## START DATASET RECORDS
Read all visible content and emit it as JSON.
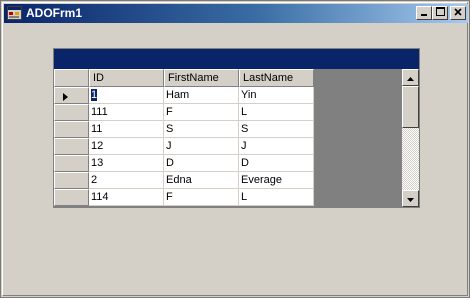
{
  "window": {
    "title": "ADOFrm1",
    "icon": "form-icon",
    "buttons": {
      "minimize": "minimize-icon",
      "maximize": "maximize-icon",
      "close": "close-icon"
    }
  },
  "grid": {
    "caption": "",
    "columns": [
      "ID",
      "FirstName",
      "LastName"
    ],
    "current_row_indicator": "right-triangle-icon",
    "rows": [
      [
        "1",
        "Ham",
        "Yin"
      ],
      [
        "111",
        "F",
        "L"
      ],
      [
        "11",
        "S",
        "S"
      ],
      [
        "12",
        "J",
        "J"
      ],
      [
        "13",
        "D",
        "D"
      ],
      [
        "2",
        "Edna",
        "Everage"
      ],
      [
        "114",
        "F",
        "L"
      ]
    ],
    "scrollbar": {
      "up": "scroll-up-arrow-icon",
      "down": "scroll-down-arrow-icon"
    }
  },
  "colors": {
    "title_gradient_start": "#0a246a",
    "title_gradient_end": "#a6caf0",
    "caption_bar": "#0a246a",
    "background": "#d4d0c8",
    "grid_empty_area": "#808080"
  }
}
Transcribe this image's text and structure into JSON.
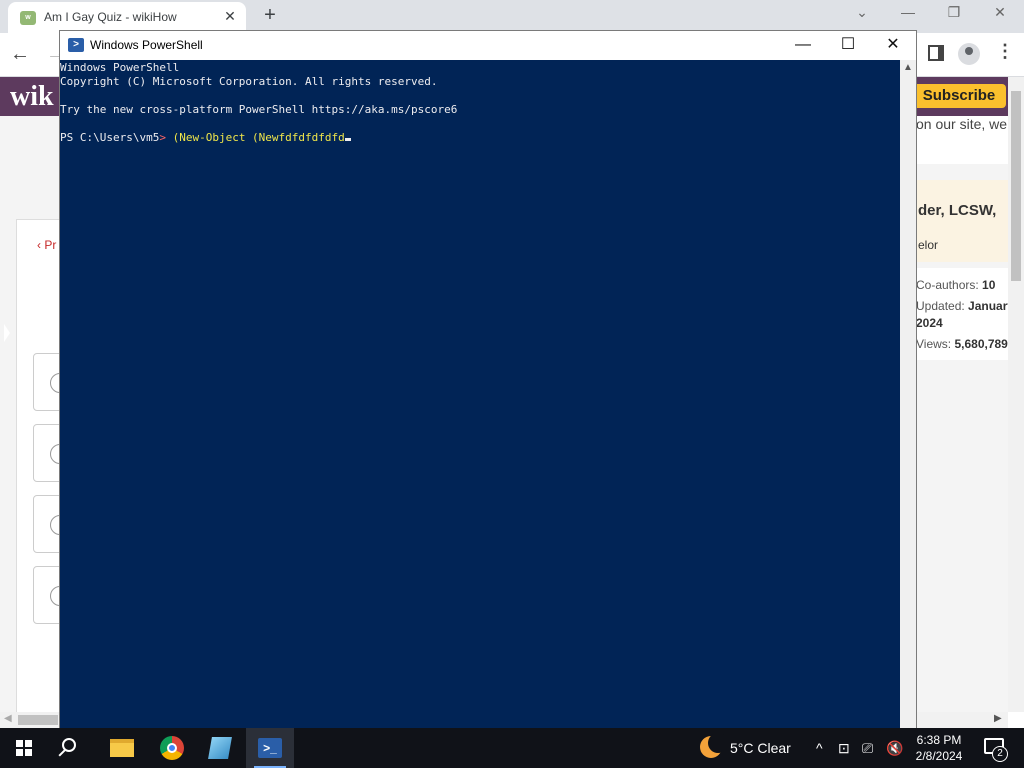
{
  "browser": {
    "tab_title": "Am I Gay Quiz - wikiHow",
    "tab_favicon": "wikiHow",
    "tab_close": "✕",
    "new_tab": "+",
    "site_logo": "wik",
    "subscribe_label": "Subscribe",
    "prev_label": "‹ Pr",
    "right_snippet": "on our site, we",
    "expert_name": "der, LCSW,",
    "expert_role": "elor",
    "stats": [
      {
        "label": "Co-authors: ",
        "value": "10"
      },
      {
        "label": "Updated: ",
        "value": "January"
      },
      {
        "label": "",
        "value": "2024"
      },
      {
        "label": "Views: ",
        "value": "5,680,789"
      }
    ]
  },
  "powershell": {
    "title": "Windows PowerShell",
    "icon": "powershell-icon",
    "lines": [
      "Windows PowerShell",
      "Copyright (C) Microsoft Corporation. All rights reserved.",
      "",
      "Try the new cross-platform PowerShell https://aka.ms/pscore6",
      ""
    ],
    "prompt": "PS C:\\Users\\vm5",
    "prompt_arrow": ">",
    "command": " (New-Object (Newfdfdfdfdfd",
    "minimize": "—",
    "maximize": "☐",
    "close": "✕"
  },
  "taskbar": {
    "weather": "5°C  Clear",
    "time": "6:38 PM",
    "date": "2/8/2024",
    "notification_count": "2",
    "tray_chevron": "^"
  },
  "colors": {
    "ps_background": "#012456",
    "ps_text": "#eeedf0",
    "ps_command": "#f0e64a",
    "wikihow_header": "#5d3a5e",
    "subscribe": "#fbc02d"
  }
}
## END DATASET RECORDS
## TASK BRIEF
Pictures excluded, quote all the data above exactly.

## REPLY
Read all visible content and emit it as JSON.
{
  "window": {
    "title": "ADOFrm1",
    "icon": "form-icon",
    "buttons": {
      "minimize": "minimize-icon",
      "maximize": "maximize-icon",
      "close": "close-icon"
    }
  },
  "grid": {
    "caption": "",
    "columns": [
      "ID",
      "FirstName",
      "LastName"
    ],
    "current_row_indicator": "right-triangle-icon",
    "rows": [
      [
        "1",
        "Ham",
        "Yin"
      ],
      [
        "111",
        "F",
        "L"
      ],
      [
        "11",
        "S",
        "S"
      ],
      [
        "12",
        "J",
        "J"
      ],
      [
        "13",
        "D",
        "D"
      ],
      [
        "2",
        "Edna",
        "Everage"
      ],
      [
        "114",
        "F",
        "L"
      ]
    ],
    "scrollbar": {
      "up": "scroll-up-arrow-icon",
      "down": "scroll-down-arrow-icon"
    }
  },
  "colors": {
    "title_gradient_start": "#0a246a",
    "title_gradient_end": "#a6caf0",
    "caption_bar": "#0a246a",
    "background": "#d4d0c8",
    "grid_empty_area": "#808080"
  }
}
Transcribe this image's text and structure into JSON.
{
  "browser": {
    "tab_title": "Am I Gay Quiz - wikiHow",
    "tab_favicon": "wikiHow",
    "tab_close": "✕",
    "new_tab": "+",
    "site_logo": "wik",
    "subscribe_label": "Subscribe",
    "prev_label": "‹ Pr",
    "right_snippet": "on our site, we",
    "expert_name": "der, LCSW,",
    "expert_role": "elor",
    "stats": [
      {
        "label": "Co-authors: ",
        "value": "10"
      },
      {
        "label": "Updated: ",
        "value": "January"
      },
      {
        "label": "",
        "value": "2024"
      },
      {
        "label": "Views: ",
        "value": "5,680,789"
      }
    ]
  },
  "powershell": {
    "title": "Windows PowerShell",
    "icon": "powershell-icon",
    "lines": [
      "Windows PowerShell",
      "Copyright (C) Microsoft Corporation. All rights reserved.",
      "",
      "Try the new cross-platform PowerShell https://aka.ms/pscore6",
      ""
    ],
    "prompt": "PS C:\\Users\\vm5",
    "prompt_arrow": ">",
    "command": " (New-Object (Newfdfdfdfdfd",
    "minimize": "—",
    "maximize": "☐",
    "close": "✕"
  },
  "taskbar": {
    "weather": "5°C  Clear",
    "time": "6:38 PM",
    "date": "2/8/2024",
    "notification_count": "2",
    "tray_chevron": "^"
  },
  "colors": {
    "ps_background": "#012456",
    "ps_text": "#eeedf0",
    "ps_command": "#f0e64a",
    "wikihow_header": "#5d3a5e",
    "subscribe": "#fbc02d"
  }
}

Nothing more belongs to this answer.